▸ Task objective
Locate each line of the material that contains "efecto", then return it.

▸ Given records

-- START --

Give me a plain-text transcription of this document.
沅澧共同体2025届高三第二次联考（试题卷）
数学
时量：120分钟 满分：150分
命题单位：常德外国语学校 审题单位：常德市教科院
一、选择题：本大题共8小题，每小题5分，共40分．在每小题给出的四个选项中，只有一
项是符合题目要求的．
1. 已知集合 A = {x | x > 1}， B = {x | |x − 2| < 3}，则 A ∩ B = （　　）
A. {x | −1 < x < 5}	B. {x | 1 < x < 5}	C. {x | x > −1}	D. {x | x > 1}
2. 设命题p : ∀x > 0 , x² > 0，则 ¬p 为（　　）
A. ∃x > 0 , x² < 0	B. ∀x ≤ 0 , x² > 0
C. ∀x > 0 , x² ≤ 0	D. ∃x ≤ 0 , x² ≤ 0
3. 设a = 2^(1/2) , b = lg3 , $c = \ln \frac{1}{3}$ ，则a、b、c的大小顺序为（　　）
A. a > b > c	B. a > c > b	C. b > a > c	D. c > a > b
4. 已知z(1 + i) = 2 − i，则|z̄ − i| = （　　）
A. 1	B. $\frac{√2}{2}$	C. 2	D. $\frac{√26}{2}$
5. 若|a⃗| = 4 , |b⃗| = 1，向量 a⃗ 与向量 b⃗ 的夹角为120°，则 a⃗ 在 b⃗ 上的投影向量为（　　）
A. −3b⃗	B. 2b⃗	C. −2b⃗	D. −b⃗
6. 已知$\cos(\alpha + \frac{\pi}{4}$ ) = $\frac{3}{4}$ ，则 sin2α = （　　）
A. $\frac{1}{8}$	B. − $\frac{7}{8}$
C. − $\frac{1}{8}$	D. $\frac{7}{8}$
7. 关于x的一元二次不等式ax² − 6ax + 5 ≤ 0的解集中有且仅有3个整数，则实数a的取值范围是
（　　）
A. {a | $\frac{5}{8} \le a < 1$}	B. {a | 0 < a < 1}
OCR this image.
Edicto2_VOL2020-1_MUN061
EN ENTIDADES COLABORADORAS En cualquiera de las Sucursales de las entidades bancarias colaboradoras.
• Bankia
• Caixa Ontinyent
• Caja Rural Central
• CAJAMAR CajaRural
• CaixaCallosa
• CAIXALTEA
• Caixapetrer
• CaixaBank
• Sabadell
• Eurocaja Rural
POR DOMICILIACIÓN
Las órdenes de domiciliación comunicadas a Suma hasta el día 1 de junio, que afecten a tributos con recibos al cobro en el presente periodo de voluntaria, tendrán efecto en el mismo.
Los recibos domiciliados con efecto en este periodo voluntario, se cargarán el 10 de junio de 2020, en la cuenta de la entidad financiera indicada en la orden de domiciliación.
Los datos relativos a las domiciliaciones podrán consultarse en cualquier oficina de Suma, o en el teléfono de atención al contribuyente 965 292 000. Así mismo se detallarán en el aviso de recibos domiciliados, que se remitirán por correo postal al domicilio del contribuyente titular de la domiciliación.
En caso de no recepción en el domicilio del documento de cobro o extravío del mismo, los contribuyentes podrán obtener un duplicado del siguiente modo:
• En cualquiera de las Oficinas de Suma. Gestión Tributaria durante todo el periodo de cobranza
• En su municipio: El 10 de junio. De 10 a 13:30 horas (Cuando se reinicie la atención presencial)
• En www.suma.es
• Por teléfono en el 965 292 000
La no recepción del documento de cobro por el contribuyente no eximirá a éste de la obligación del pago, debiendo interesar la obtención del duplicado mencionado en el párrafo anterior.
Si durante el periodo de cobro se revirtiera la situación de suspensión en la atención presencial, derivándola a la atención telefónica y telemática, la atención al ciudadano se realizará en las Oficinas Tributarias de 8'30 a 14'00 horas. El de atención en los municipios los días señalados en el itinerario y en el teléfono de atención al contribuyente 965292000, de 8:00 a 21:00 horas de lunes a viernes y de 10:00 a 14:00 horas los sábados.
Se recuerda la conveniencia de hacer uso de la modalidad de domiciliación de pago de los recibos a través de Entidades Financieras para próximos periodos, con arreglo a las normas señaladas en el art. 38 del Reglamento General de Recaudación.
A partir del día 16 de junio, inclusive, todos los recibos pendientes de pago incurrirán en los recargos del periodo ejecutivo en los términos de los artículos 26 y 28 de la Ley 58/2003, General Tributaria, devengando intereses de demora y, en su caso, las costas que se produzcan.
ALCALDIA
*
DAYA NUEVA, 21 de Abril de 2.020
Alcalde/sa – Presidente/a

-- END --

▸ Expected output
Las órdenes de domiciliación comunicadas a Suma hasta el día 1 de junio, que afecten a tributos con recibos al cobro en el presente periodo de voluntaria, tendrán efecto en el mismo.
Los recibos domiciliados con efecto en este periodo voluntario, se cargarán el 10 de junio de 2020, en la cuenta de la entidad financiera indicada en la orden de domiciliación.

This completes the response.